▸ **Available data**:
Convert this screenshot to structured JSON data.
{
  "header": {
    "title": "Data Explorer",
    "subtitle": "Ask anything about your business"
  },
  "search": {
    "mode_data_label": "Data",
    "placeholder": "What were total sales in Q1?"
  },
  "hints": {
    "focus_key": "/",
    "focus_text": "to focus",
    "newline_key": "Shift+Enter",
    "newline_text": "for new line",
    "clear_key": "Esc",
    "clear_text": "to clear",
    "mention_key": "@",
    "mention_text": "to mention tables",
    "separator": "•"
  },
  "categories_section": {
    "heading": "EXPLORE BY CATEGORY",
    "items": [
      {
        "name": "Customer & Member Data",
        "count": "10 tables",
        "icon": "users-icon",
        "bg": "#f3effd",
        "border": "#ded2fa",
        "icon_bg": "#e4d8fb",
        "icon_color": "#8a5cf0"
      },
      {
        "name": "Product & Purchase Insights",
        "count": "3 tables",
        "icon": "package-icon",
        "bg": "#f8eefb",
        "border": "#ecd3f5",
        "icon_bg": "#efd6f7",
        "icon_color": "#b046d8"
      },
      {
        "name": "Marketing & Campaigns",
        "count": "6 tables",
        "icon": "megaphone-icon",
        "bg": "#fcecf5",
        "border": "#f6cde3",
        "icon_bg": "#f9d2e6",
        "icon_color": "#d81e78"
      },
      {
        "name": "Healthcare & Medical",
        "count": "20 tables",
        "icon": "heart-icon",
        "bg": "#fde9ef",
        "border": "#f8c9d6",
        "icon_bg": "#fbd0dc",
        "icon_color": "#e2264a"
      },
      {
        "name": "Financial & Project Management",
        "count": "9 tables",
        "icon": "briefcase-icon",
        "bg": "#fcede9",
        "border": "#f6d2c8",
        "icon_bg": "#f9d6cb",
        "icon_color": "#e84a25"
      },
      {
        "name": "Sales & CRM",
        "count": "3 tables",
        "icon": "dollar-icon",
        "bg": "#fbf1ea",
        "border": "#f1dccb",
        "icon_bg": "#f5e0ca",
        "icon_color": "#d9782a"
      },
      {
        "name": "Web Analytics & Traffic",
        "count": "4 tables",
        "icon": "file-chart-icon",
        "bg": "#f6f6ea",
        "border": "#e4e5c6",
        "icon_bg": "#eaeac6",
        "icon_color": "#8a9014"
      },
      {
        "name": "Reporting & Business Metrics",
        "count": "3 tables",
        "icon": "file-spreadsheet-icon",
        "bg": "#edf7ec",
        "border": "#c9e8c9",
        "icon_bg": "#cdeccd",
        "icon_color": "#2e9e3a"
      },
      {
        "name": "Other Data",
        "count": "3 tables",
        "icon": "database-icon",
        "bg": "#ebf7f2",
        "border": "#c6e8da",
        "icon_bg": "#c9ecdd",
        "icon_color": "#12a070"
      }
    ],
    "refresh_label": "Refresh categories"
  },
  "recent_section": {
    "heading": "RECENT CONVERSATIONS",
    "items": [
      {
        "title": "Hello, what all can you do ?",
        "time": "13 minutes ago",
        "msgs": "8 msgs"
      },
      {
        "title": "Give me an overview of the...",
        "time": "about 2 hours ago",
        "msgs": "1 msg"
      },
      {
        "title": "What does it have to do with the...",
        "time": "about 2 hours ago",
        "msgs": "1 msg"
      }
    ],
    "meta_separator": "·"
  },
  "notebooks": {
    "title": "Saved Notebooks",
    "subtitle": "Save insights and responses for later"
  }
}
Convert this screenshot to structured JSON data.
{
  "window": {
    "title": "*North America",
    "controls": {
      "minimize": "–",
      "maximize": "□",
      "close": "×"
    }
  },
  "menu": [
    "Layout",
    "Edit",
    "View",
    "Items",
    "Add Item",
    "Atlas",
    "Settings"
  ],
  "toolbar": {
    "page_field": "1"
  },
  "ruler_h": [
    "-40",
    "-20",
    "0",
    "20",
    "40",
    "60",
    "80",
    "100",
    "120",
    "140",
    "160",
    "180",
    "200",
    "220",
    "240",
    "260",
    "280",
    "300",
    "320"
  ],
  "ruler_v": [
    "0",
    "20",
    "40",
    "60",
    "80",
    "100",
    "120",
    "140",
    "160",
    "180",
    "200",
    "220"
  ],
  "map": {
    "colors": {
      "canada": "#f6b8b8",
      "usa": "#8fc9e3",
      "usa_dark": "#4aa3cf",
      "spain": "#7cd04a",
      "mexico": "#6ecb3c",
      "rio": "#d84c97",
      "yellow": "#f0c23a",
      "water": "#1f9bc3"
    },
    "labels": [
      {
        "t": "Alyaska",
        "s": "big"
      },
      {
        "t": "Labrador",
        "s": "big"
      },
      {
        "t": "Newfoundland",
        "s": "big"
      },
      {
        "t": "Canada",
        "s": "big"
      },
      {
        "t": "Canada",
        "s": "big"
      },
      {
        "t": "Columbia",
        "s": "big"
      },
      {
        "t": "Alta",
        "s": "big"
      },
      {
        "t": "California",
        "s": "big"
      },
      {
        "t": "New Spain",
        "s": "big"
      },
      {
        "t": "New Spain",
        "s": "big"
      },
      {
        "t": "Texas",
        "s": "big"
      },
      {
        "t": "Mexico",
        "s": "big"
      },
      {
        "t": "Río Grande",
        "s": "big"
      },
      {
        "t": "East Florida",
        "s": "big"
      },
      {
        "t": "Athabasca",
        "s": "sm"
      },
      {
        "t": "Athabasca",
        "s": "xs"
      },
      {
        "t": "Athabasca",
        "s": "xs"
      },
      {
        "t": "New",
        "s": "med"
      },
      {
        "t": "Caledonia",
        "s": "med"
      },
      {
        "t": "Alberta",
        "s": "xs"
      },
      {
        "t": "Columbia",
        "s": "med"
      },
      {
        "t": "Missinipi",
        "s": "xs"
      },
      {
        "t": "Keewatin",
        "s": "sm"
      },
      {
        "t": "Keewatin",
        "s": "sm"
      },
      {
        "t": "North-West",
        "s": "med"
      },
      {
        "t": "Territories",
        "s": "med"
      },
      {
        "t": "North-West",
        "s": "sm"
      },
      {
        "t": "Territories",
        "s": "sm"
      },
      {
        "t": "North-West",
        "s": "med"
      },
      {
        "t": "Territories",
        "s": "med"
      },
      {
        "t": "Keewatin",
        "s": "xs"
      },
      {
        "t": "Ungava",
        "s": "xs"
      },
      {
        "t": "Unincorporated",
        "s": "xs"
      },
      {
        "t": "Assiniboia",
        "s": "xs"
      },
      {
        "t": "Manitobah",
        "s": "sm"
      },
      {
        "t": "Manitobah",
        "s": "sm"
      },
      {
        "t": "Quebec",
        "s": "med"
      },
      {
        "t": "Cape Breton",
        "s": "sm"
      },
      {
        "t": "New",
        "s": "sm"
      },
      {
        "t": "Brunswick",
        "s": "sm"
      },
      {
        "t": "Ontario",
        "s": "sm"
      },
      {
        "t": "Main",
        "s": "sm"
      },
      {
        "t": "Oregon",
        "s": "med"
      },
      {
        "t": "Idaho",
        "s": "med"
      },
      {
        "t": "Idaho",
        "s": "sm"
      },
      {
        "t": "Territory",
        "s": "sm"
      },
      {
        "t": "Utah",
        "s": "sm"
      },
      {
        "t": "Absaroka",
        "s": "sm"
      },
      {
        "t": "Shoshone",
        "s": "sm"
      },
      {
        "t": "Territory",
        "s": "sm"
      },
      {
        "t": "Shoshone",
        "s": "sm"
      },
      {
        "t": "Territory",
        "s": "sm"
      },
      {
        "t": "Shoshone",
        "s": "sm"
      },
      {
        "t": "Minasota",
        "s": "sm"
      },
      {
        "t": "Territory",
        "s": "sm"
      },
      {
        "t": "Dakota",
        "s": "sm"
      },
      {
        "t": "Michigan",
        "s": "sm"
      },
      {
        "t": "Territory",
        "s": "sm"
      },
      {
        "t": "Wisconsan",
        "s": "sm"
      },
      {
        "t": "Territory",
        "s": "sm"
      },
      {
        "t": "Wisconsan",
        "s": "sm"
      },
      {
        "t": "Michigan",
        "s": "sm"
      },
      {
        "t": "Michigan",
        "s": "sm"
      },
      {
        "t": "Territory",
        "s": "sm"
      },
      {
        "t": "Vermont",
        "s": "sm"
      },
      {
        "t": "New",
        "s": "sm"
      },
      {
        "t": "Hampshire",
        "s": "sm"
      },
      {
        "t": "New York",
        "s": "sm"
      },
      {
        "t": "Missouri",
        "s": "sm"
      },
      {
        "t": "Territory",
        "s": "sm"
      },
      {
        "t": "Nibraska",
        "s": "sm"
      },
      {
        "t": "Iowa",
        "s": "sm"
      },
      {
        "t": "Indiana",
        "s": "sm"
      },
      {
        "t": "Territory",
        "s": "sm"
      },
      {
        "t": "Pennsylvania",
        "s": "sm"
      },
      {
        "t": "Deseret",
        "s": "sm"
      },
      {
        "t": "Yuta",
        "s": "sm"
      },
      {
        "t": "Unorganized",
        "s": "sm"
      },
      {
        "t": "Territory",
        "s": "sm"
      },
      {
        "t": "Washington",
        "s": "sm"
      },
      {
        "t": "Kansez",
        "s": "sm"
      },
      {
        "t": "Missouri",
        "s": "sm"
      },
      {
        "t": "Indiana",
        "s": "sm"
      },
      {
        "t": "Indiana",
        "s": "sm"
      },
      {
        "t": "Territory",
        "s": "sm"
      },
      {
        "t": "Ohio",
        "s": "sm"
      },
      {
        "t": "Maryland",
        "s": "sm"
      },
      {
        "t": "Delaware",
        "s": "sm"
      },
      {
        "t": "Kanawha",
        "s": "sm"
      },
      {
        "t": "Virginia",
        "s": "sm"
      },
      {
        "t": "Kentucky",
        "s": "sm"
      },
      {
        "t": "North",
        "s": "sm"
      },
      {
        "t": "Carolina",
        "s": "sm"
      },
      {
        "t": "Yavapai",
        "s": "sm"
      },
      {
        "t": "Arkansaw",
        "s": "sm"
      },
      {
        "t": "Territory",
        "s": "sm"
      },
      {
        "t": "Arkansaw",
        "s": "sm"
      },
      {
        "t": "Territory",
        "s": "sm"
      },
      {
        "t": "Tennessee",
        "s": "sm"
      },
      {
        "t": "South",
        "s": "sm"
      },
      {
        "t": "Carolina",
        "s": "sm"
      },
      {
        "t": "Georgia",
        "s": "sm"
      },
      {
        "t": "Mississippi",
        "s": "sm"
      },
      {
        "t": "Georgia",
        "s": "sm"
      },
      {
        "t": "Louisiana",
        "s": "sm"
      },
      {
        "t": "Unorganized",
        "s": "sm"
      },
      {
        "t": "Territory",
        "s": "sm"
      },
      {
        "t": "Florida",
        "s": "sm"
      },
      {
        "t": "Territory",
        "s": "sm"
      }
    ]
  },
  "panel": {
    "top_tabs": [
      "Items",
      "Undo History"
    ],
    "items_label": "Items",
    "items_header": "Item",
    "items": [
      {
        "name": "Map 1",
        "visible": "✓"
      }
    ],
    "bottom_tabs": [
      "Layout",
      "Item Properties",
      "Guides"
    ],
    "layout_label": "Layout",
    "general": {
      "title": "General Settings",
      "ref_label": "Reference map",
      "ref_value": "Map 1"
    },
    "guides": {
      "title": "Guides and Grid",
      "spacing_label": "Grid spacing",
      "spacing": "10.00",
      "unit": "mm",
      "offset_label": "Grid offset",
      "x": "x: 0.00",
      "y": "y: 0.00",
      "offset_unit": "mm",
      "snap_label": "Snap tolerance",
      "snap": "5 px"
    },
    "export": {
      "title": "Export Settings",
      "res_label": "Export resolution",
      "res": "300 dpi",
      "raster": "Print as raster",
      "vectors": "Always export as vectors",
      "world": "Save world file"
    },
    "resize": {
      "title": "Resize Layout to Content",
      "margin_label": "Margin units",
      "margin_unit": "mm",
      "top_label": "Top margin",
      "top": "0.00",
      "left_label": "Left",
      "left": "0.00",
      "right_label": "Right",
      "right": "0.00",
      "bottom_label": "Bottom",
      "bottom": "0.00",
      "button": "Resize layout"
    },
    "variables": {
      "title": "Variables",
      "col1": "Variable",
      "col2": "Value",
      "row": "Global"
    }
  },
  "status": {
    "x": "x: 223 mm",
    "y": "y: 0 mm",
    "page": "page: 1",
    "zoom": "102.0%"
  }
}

▸ **Exercise description**:
Find the word "Settings" in the data and copy out each line where it turns up.

▸ **Result for this task**:
    "Settings"
      "title": "General Settings",
      "title": "Export Settings",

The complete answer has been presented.